# [PROBLEM DESCRIPTION]
Write out every entry exactly as it stands.

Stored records
— begin —
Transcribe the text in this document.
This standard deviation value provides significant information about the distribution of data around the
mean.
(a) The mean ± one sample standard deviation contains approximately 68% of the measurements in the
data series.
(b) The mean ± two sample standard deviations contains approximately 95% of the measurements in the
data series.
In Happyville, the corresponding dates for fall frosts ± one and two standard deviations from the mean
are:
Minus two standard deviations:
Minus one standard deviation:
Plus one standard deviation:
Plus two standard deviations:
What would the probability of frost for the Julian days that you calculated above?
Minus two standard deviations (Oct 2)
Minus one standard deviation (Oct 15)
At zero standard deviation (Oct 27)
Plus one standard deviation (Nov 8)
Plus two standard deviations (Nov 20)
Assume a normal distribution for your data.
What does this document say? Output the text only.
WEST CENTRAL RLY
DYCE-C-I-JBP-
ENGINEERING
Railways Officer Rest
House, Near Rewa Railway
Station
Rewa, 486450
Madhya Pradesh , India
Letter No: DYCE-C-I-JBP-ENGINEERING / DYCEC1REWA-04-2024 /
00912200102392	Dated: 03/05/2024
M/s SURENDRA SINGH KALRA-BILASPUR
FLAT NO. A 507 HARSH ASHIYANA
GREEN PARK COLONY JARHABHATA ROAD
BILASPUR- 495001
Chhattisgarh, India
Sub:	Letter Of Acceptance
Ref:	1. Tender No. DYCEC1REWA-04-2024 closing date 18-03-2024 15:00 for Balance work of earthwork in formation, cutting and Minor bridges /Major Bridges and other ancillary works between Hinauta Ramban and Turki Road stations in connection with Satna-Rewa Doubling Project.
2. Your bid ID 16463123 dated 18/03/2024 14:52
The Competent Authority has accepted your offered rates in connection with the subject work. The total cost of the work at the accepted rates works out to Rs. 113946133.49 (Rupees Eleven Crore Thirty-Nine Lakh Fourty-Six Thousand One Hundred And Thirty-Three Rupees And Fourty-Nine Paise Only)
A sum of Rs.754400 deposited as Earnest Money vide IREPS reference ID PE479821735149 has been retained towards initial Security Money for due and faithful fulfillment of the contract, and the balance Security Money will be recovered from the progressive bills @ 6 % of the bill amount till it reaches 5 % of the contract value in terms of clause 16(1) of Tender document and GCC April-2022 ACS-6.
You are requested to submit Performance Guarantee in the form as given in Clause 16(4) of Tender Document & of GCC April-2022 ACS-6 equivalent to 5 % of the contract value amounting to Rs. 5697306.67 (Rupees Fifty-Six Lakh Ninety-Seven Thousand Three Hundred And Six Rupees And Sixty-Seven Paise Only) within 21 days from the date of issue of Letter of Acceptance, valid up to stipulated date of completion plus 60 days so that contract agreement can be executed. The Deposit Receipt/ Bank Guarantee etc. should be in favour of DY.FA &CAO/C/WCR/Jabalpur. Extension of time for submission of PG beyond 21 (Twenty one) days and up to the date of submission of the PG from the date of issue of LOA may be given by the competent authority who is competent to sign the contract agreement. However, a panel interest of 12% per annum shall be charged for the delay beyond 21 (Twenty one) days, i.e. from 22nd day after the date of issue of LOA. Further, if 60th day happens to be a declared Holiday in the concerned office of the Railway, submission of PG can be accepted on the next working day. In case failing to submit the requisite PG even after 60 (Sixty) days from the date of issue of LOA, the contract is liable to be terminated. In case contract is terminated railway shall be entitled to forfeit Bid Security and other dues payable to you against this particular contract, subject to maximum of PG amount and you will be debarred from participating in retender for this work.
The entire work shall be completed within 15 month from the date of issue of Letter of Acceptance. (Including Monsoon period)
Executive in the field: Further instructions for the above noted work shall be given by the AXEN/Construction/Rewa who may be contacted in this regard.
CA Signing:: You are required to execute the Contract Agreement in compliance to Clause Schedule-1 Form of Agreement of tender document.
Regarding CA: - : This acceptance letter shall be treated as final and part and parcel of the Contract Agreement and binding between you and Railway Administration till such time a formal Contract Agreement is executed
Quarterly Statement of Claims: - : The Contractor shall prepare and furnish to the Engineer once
— end —
# [TASK RESPONSE]
Transcribe the text in this document.
This standard deviation value provides significant information about the distribution of data around the
mean.
(a) The mean ± one sample standard deviation contains approximately 68% of the measurements in the
data series.
(b) The mean ± two sample standard deviations contains approximately 95% of the measurements in the
data series.
In Happyville, the corresponding dates for fall frosts ± one and two standard deviations from the mean
are:
Minus two standard deviations:
Minus one standard deviation:
Plus one standard deviation:
Plus two standard deviations:
What would the probability of frost for the Julian days that you calculated above?
Minus two standard deviations (Oct 2)
Minus one standard deviation (Oct 15)
At zero standard deviation (Oct 27)
Plus one standard deviation (Nov 8)
Plus two standard deviations (Nov 20)
Assume a normal distribution for your data.
What does this document say? Output the text only.
WEST CENTRAL RLY
DYCE-C-I-JBP-
ENGINEERING
Railways Officer Rest
House, Near Rewa Railway
Station
Rewa, 486450
Madhya Pradesh , India
Letter No: DYCE-C-I-JBP-ENGINEERING / DYCEC1REWA-04-2024 /
00912200102392	Dated: 03/05/2024
M/s SURENDRA SINGH KALRA-BILASPUR
FLAT NO. A 507 HARSH ASHIYANA
GREEN PARK COLONY JARHABHATA ROAD
BILASPUR- 495001
Chhattisgarh, India
Sub:	Letter Of Acceptance
Ref:	1. Tender No. DYCEC1REWA-04-2024 closing date 18-03-2024 15:00 for Balance work of earthwork in formation, cutting and Minor bridges /Major Bridges and other ancillary works between Hinauta Ramban and Turki Road stations in connection with Satna-Rewa Doubling Project.
2. Your bid ID 16463123 dated 18/03/2024 14:52
The Competent Authority has accepted your offered rates in connection with the subject work. The total cost of the work at the accepted rates works out to Rs. 113946133.49 (Rupees Eleven Crore Thirty-Nine Lakh Fourty-Six Thousand One Hundred And Thirty-Three Rupees And Fourty-Nine Paise Only)
A sum of Rs.754400 deposited as Earnest Money vide IREPS reference ID PE479821735149 has been retained towards initial Security Money for due and faithful fulfillment of the contract, and the balance Security Money will be recovered from the progressive bills @ 6 % of the bill amount till it reaches 5 % of the contract value in terms of clause 16(1) of Tender document and GCC April-2022 ACS-6.
You are requested to submit Performance Guarantee in the form as given in Clause 16(4) of Tender Document & of GCC April-2022 ACS-6 equivalent to 5 % of the contract value amounting to Rs. 5697306.67 (Rupees Fifty-Six Lakh Ninety-Seven Thousand Three Hundred And Six Rupees And Sixty-Seven Paise Only) within 21 days from the date of issue of Letter of Acceptance, valid up to stipulated date of completion plus 60 days so that contract agreement can be executed. The Deposit Receipt/ Bank Guarantee etc. should be in favour of DY.FA &CAO/C/WCR/Jabalpur. Extension of time for submission of PG beyond 21 (Twenty one) days and up to the date of submission of the PG from the date of issue of LOA may be given by the competent authority who is competent to sign the contract agreement. However, a panel interest of 12% per annum shall be charged for the delay beyond 21 (Twenty one) days, i.e. from 22nd day after the date of issue of LOA. Further, if 60th day happens to be a declared Holiday in the concerned office of the Railway, submission of PG can be accepted on the next working day. In case failing to submit the requisite PG even after 60 (Sixty) days from the date of issue of LOA, the contract is liable to be terminated. In case contract is terminated railway shall be entitled to forfeit Bid Security and other dues payable to you against this particular contract, subject to maximum of PG amount and you will be debarred from participating in retender for this work.
The entire work shall be completed within 15 month from the date of issue of Letter of Acceptance. (Including Monsoon period)
Executive in the field: Further instructions for the above noted work shall be given by the AXEN/Construction/Rewa who may be contacted in this regard.
CA Signing:: You are required to execute the Contract Agreement in compliance to Clause Schedule-1 Form of Agreement of tender document.
Regarding CA: - : This acceptance letter shall be treated as final and part and parcel of the Contract Agreement and binding between you and Railway Administration till such time a formal Contract Agreement is executed
Quarterly Statement of Claims: - : The Contractor shall prepare and furnish to the Engineer once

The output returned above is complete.